Return the number of lines that include the string "content", without any other text.

- **Task input**:
● ● ● ●

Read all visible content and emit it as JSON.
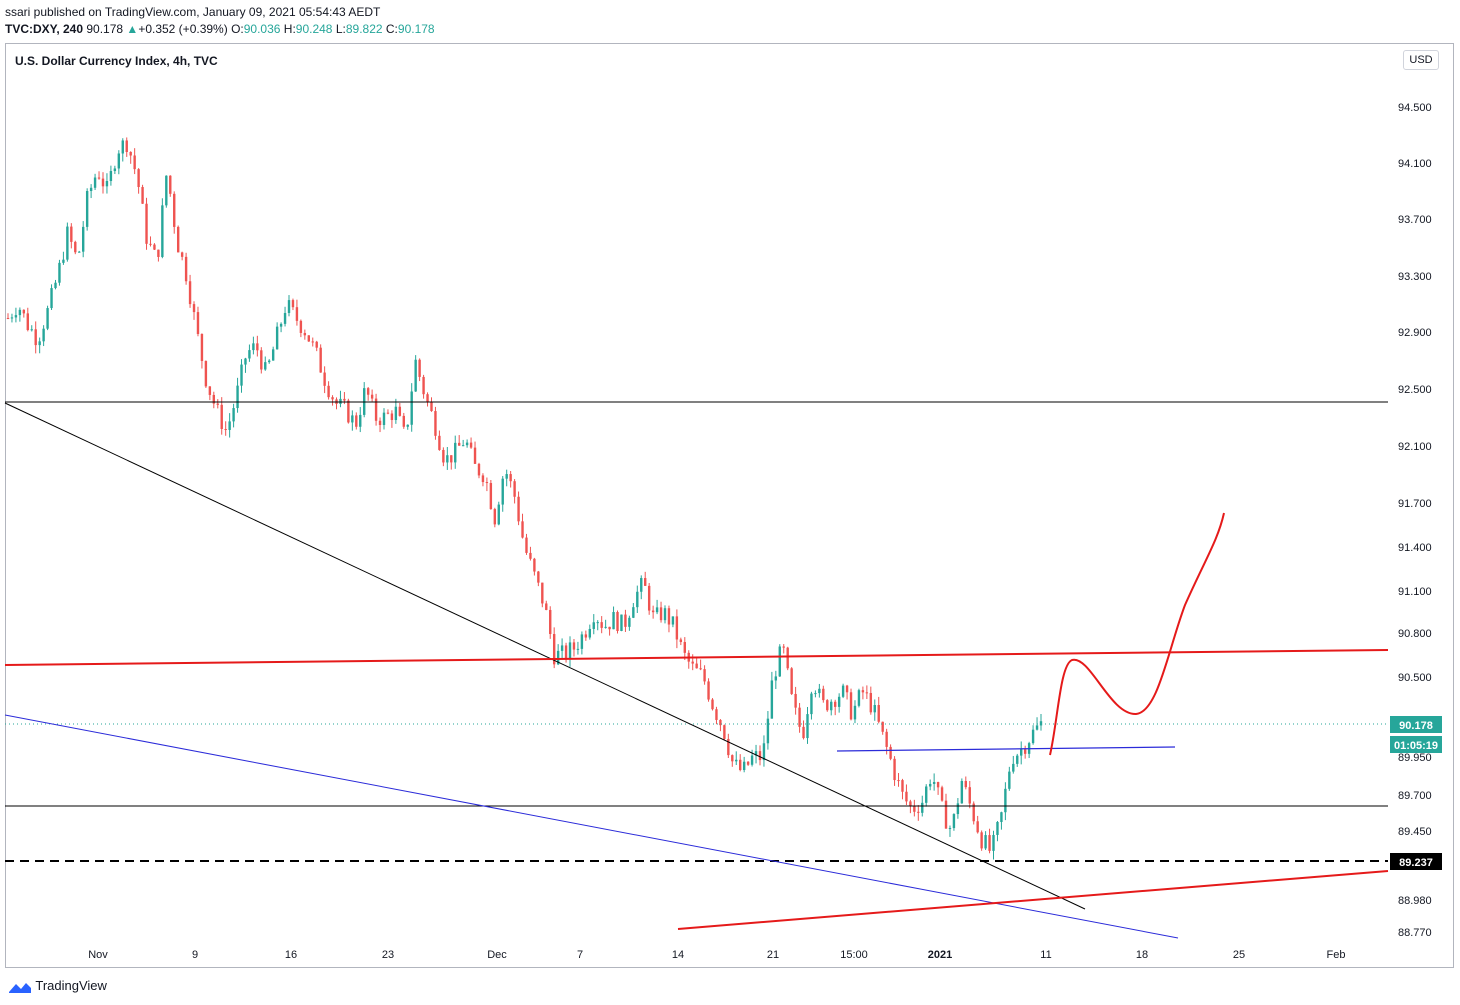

● ● ● ●

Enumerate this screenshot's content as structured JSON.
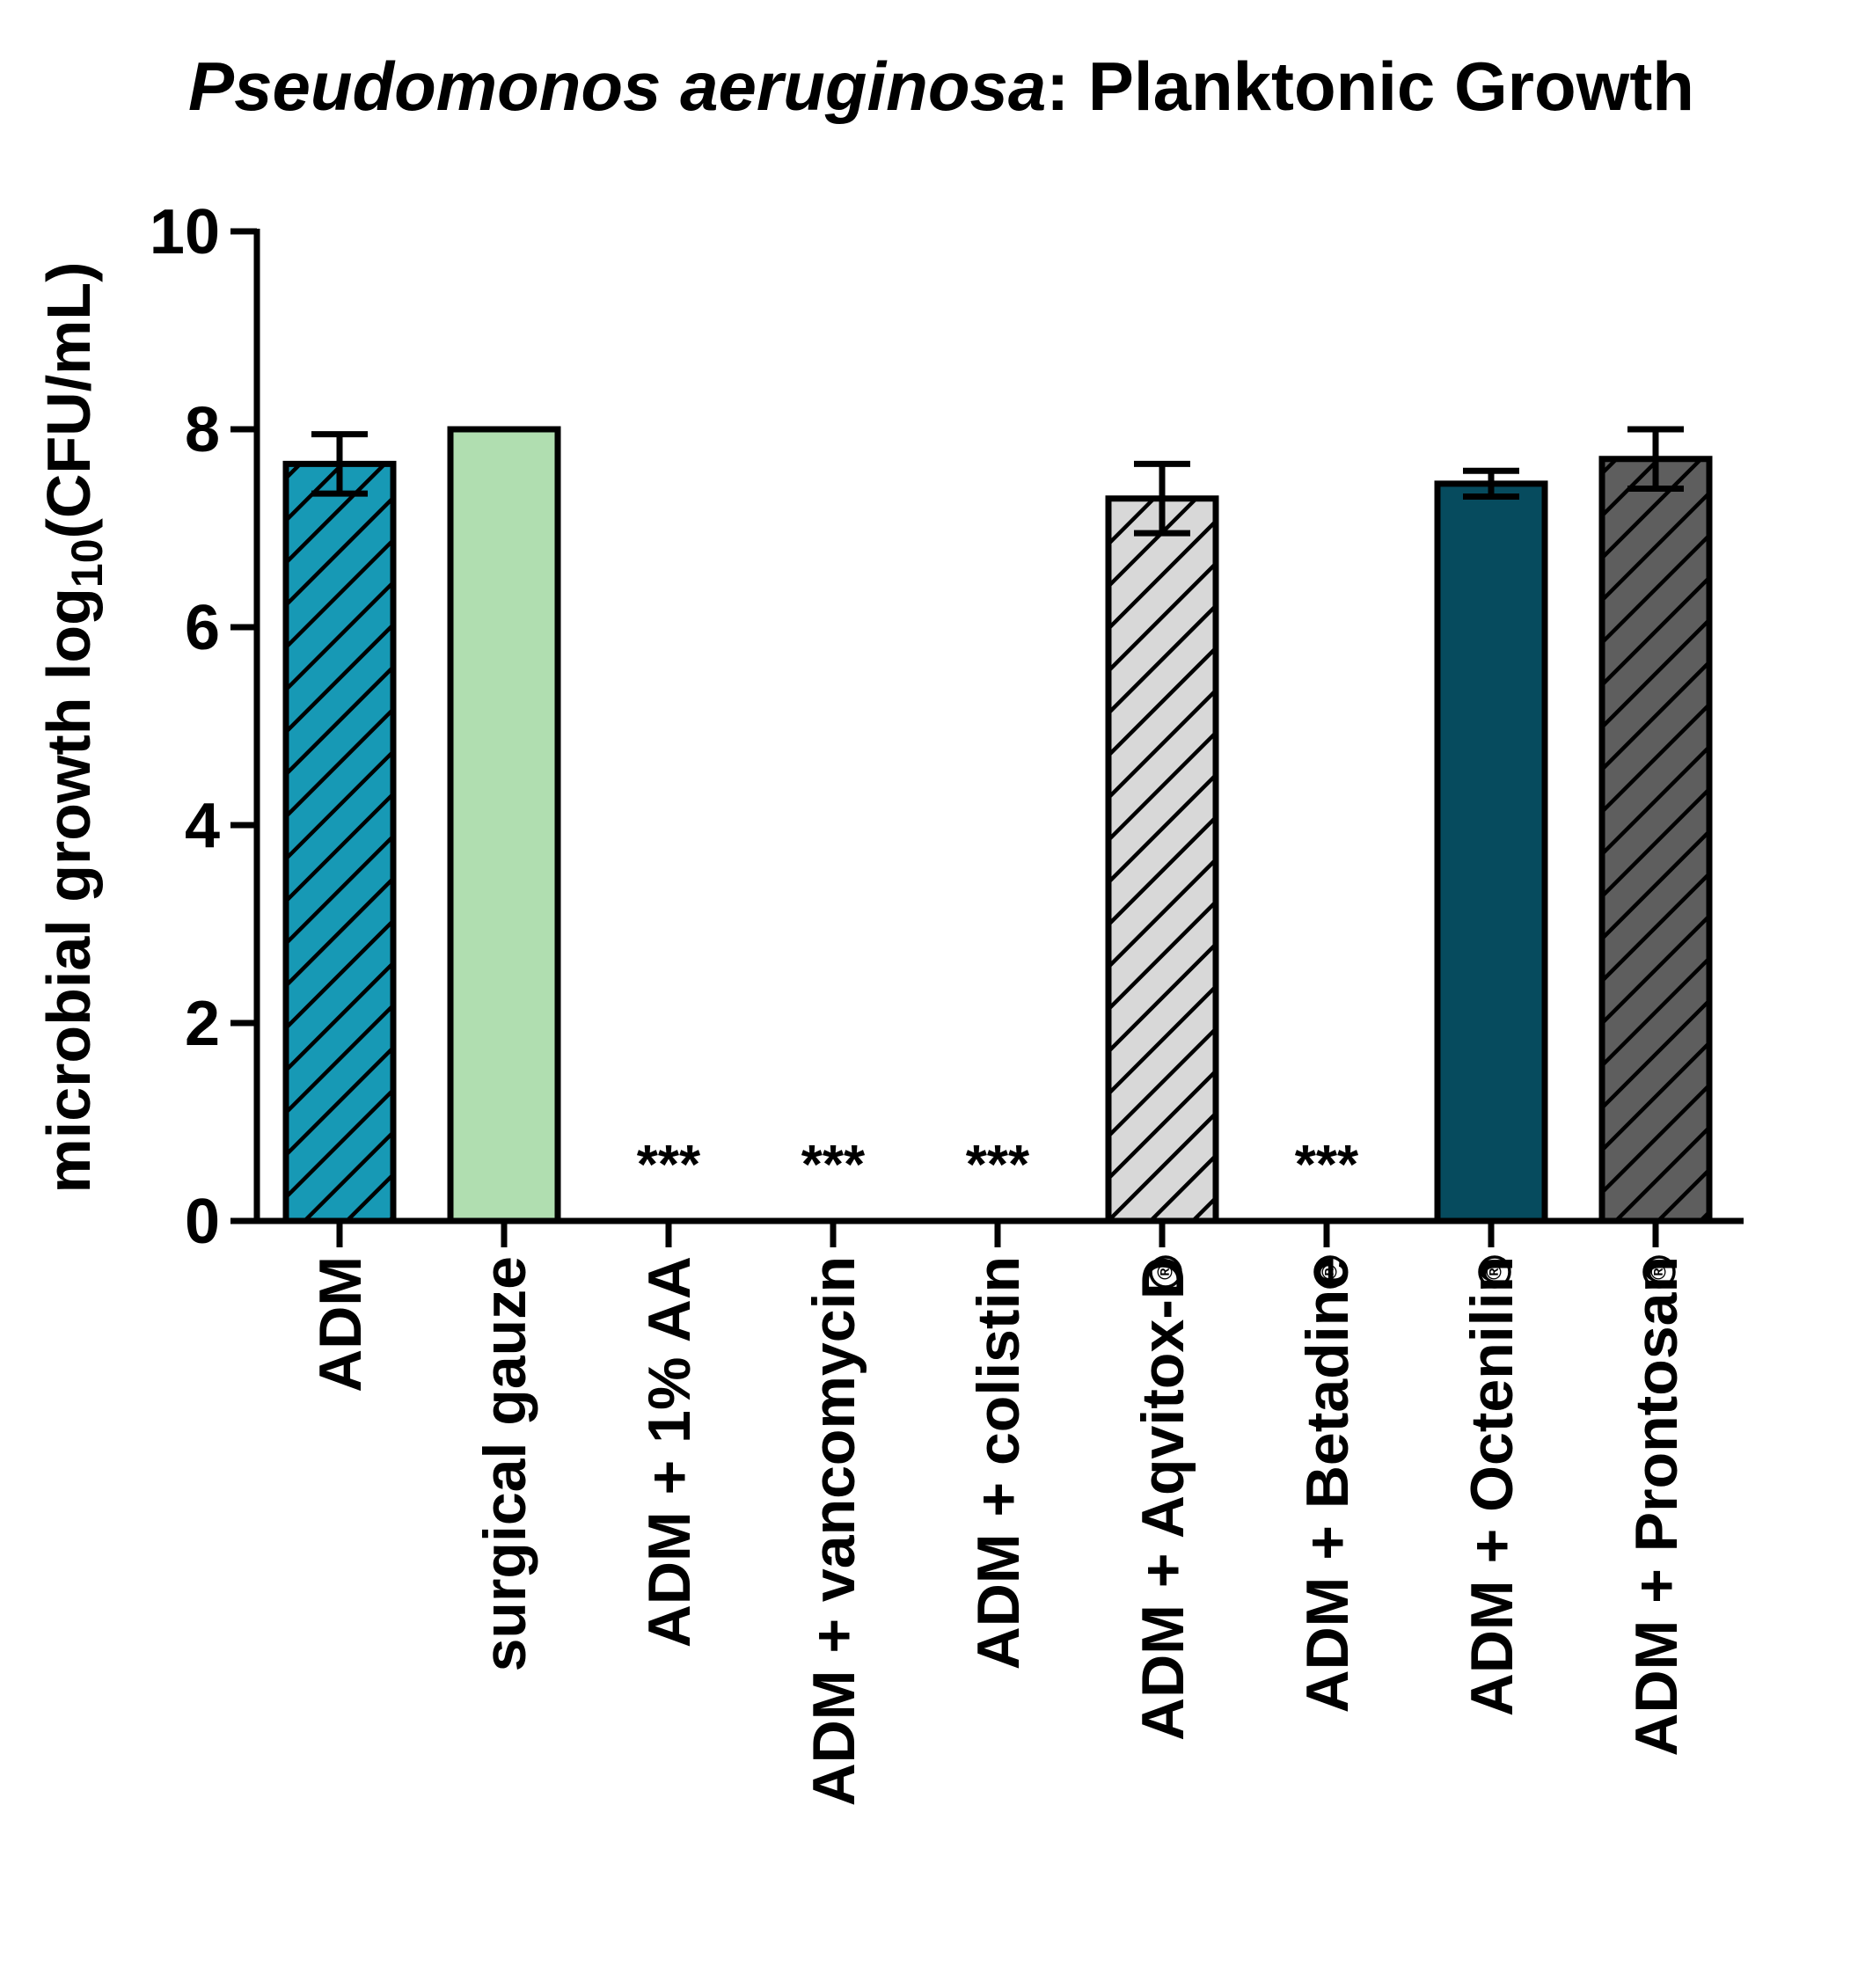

● ● ● ●

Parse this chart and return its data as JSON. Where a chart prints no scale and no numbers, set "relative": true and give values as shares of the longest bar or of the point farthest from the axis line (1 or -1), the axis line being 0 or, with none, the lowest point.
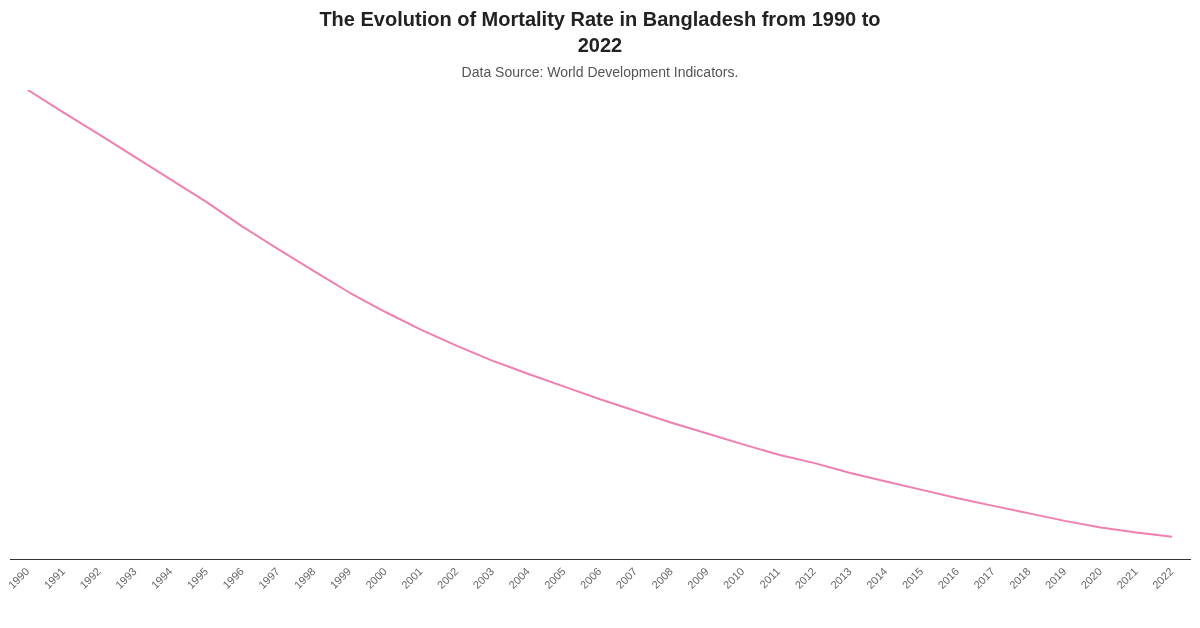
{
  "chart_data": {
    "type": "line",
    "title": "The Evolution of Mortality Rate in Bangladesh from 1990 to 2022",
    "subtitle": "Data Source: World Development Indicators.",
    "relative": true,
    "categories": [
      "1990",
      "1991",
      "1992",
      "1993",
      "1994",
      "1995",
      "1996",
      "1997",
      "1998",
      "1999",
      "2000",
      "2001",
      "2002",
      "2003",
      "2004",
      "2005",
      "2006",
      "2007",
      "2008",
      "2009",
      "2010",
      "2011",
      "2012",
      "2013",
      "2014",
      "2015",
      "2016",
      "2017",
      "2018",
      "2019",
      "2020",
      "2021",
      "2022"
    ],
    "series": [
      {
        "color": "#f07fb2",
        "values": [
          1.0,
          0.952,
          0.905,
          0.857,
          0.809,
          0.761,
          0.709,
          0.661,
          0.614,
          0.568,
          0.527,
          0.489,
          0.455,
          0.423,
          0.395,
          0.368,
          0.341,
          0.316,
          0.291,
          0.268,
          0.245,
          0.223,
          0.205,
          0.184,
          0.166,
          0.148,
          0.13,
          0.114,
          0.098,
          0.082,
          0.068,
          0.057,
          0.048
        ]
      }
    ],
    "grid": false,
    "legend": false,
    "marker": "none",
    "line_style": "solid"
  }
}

● ● ● ●

- **Solution to the exercise**: 2